Part of a data file
>>>>>

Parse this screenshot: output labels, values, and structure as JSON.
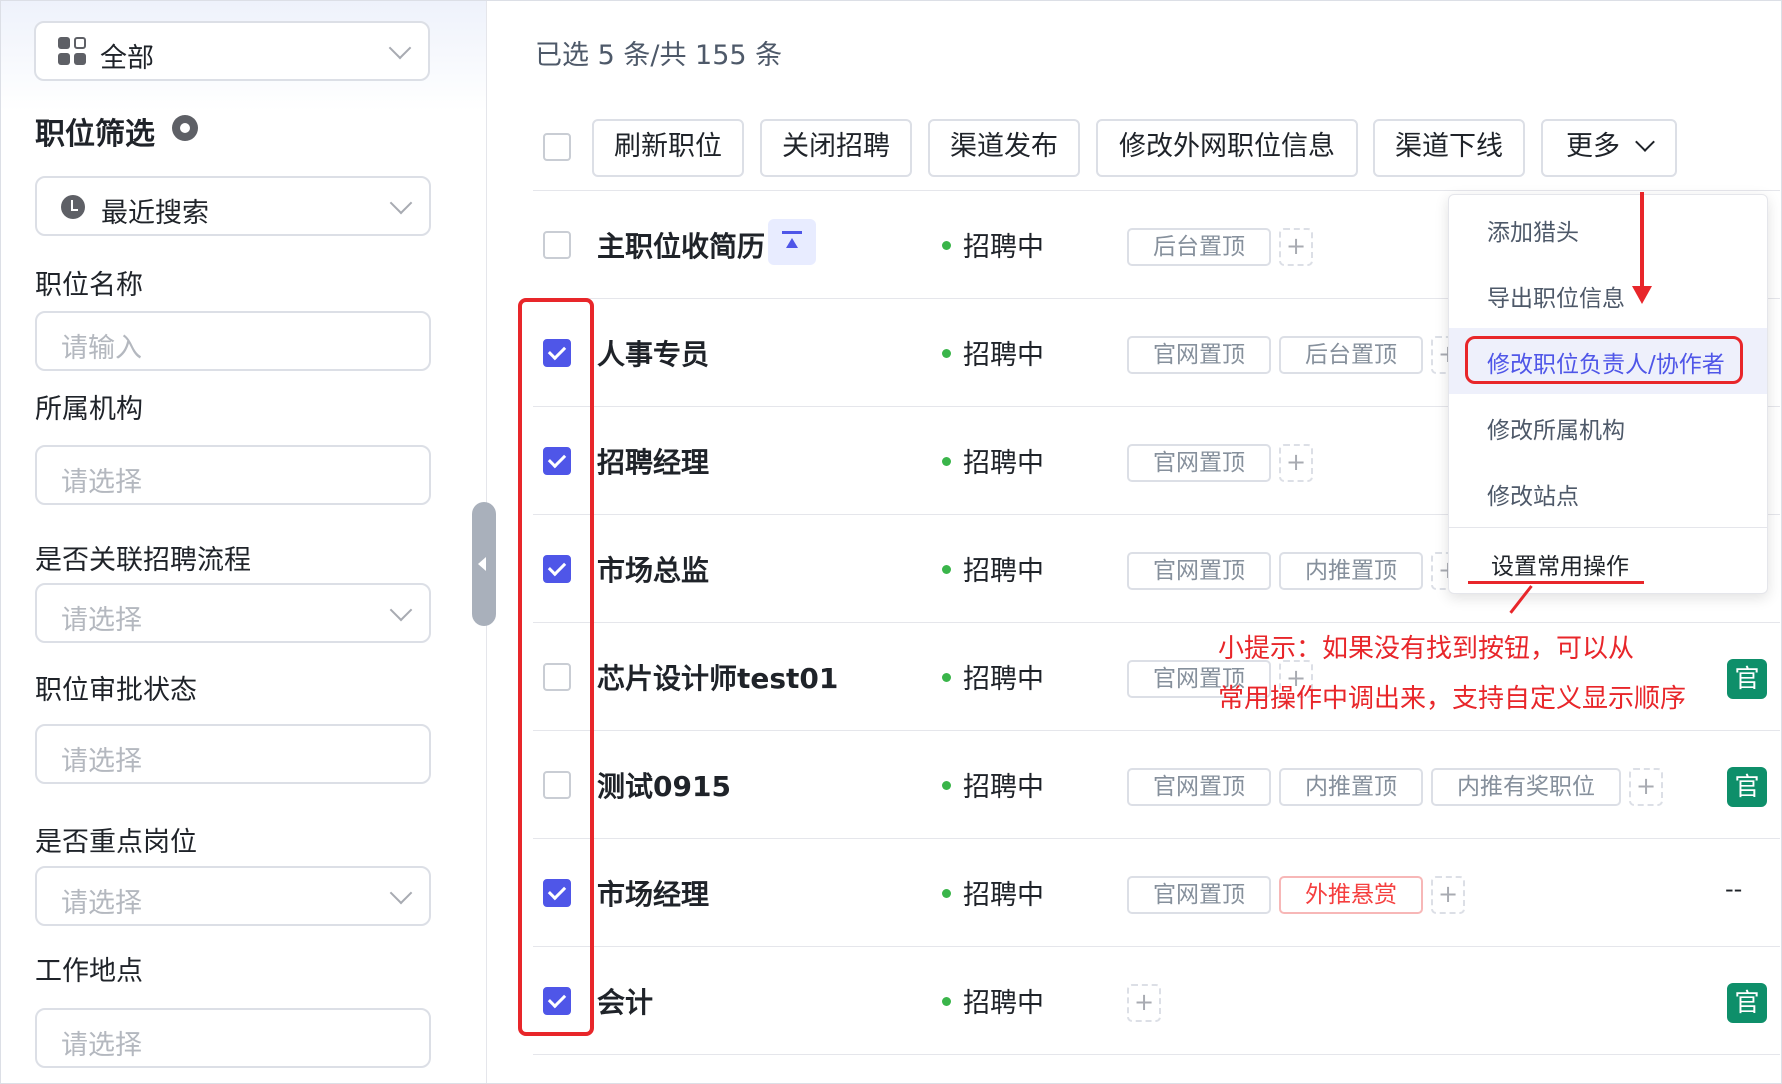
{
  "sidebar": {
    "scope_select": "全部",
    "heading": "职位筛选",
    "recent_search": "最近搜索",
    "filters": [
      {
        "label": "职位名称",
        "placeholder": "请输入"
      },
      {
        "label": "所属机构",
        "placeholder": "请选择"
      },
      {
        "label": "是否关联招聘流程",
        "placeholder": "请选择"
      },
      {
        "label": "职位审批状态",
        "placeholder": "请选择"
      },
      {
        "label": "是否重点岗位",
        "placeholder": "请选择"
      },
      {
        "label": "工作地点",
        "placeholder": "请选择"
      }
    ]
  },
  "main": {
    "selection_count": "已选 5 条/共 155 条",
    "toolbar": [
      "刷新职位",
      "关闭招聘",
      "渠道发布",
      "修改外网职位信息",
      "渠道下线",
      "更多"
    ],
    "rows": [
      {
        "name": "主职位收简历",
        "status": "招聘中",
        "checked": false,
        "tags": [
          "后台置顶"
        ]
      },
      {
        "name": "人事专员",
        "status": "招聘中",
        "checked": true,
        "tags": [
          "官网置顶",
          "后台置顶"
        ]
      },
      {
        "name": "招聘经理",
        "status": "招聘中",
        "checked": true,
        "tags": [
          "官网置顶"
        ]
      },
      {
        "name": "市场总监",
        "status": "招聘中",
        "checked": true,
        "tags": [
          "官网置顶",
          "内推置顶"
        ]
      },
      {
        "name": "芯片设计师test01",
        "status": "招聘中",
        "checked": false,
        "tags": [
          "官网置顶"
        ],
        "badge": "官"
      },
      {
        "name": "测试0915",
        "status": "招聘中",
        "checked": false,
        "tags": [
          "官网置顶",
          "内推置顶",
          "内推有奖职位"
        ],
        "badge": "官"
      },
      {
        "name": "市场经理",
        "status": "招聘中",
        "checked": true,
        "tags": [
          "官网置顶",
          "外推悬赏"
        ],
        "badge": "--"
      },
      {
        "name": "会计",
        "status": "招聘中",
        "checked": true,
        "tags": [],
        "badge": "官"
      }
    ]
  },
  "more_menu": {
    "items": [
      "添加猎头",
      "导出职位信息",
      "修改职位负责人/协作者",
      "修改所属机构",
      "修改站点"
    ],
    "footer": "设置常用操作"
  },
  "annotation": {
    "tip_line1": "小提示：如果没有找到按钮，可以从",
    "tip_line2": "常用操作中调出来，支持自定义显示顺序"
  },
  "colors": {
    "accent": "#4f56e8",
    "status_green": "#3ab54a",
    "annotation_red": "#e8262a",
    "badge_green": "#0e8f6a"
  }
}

<<<<<

### The task
All records must be output exactly as they are, except for the pictures, which are left out.

### Result
Parse this screenshot: output labels, values, and structure as JSON.
{
  "sidebar": {
    "scope_select": "全部",
    "heading": "职位筛选",
    "recent_search": "最近搜索",
    "filters": [
      {
        "label": "职位名称",
        "placeholder": "请输入"
      },
      {
        "label": "所属机构",
        "placeholder": "请选择"
      },
      {
        "label": "是否关联招聘流程",
        "placeholder": "请选择"
      },
      {
        "label": "职位审批状态",
        "placeholder": "请选择"
      },
      {
        "label": "是否重点岗位",
        "placeholder": "请选择"
      },
      {
        "label": "工作地点",
        "placeholder": "请选择"
      }
    ]
  },
  "main": {
    "selection_count": "已选 5 条/共 155 条",
    "toolbar": [
      "刷新职位",
      "关闭招聘",
      "渠道发布",
      "修改外网职位信息",
      "渠道下线",
      "更多"
    ],
    "rows": [
      {
        "name": "主职位收简历",
        "status": "招聘中",
        "checked": false,
        "tags": [
          "后台置顶"
        ]
      },
      {
        "name": "人事专员",
        "status": "招聘中",
        "checked": true,
        "tags": [
          "官网置顶",
          "后台置顶"
        ]
      },
      {
        "name": "招聘经理",
        "status": "招聘中",
        "checked": true,
        "tags": [
          "官网置顶"
        ]
      },
      {
        "name": "市场总监",
        "status": "招聘中",
        "checked": true,
        "tags": [
          "官网置顶",
          "内推置顶"
        ]
      },
      {
        "name": "芯片设计师test01",
        "status": "招聘中",
        "checked": false,
        "tags": [
          "官网置顶"
        ],
        "badge": "官"
      },
      {
        "name": "测试0915",
        "status": "招聘中",
        "checked": false,
        "tags": [
          "官网置顶",
          "内推置顶",
          "内推有奖职位"
        ],
        "badge": "官"
      },
      {
        "name": "市场经理",
        "status": "招聘中",
        "checked": true,
        "tags": [
          "官网置顶",
          "外推悬赏"
        ],
        "badge": "--"
      },
      {
        "name": "会计",
        "status": "招聘中",
        "checked": true,
        "tags": [],
        "badge": "官"
      }
    ]
  },
  "more_menu": {
    "items": [
      "添加猎头",
      "导出职位信息",
      "修改职位负责人/协作者",
      "修改所属机构",
      "修改站点"
    ],
    "footer": "设置常用操作"
  },
  "annotation": {
    "tip_line1": "小提示：如果没有找到按钮，可以从",
    "tip_line2": "常用操作中调出来，支持自定义显示顺序"
  },
  "colors": {
    "accent": "#4f56e8",
    "status_green": "#3ab54a",
    "annotation_red": "#e8262a",
    "badge_green": "#0e8f6a"
  }
}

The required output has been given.